§ **AIM OF THE TASK**
Find the string "text" in the data, then copy every line where it is found.

○ ○ ○ ○ ○

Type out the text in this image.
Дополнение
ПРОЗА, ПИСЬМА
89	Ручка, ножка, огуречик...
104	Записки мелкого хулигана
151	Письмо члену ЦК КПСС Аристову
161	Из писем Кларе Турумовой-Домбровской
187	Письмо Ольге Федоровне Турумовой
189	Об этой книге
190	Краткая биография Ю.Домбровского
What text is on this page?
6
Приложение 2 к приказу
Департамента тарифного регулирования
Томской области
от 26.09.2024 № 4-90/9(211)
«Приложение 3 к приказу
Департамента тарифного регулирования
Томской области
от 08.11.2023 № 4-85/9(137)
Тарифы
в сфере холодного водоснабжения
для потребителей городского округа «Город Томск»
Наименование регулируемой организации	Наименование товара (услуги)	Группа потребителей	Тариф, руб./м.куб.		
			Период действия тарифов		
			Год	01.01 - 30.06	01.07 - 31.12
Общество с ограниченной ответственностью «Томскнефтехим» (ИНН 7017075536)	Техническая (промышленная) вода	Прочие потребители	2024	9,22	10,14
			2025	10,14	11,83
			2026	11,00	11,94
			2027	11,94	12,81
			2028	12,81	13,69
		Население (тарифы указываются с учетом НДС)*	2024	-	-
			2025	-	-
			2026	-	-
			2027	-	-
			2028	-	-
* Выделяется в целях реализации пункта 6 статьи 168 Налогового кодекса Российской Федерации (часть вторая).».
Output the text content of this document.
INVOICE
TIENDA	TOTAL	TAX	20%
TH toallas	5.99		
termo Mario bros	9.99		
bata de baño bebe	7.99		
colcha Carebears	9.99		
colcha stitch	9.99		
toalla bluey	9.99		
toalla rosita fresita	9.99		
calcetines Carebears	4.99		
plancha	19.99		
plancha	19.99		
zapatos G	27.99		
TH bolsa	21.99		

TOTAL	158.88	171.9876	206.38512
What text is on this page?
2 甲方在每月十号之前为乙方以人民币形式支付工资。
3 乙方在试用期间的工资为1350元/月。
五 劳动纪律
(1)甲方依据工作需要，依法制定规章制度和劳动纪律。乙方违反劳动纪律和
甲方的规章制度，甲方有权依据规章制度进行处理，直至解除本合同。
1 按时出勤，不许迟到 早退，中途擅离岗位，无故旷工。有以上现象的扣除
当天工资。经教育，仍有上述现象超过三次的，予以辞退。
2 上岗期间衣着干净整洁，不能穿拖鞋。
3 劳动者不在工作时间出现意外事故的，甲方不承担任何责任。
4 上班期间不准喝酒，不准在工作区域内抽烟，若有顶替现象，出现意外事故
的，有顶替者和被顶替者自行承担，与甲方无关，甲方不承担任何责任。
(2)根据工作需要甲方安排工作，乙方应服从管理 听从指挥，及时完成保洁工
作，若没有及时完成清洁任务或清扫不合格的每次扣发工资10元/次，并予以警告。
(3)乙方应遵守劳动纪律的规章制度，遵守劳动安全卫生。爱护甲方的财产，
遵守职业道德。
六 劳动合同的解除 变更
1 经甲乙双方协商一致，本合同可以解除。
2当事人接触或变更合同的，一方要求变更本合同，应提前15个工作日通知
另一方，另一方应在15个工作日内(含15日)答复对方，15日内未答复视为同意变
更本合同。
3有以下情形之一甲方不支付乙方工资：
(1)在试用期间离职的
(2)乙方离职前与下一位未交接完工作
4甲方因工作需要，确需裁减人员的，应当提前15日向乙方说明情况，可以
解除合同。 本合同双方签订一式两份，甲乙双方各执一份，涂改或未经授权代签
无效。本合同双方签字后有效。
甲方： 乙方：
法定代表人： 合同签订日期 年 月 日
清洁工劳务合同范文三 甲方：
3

○ ○ ○ ○ ○

§ **FULL SOLUTION**
Type out the text in this image.
What text is on this page?
Output the text content of this document.
What text is on this page?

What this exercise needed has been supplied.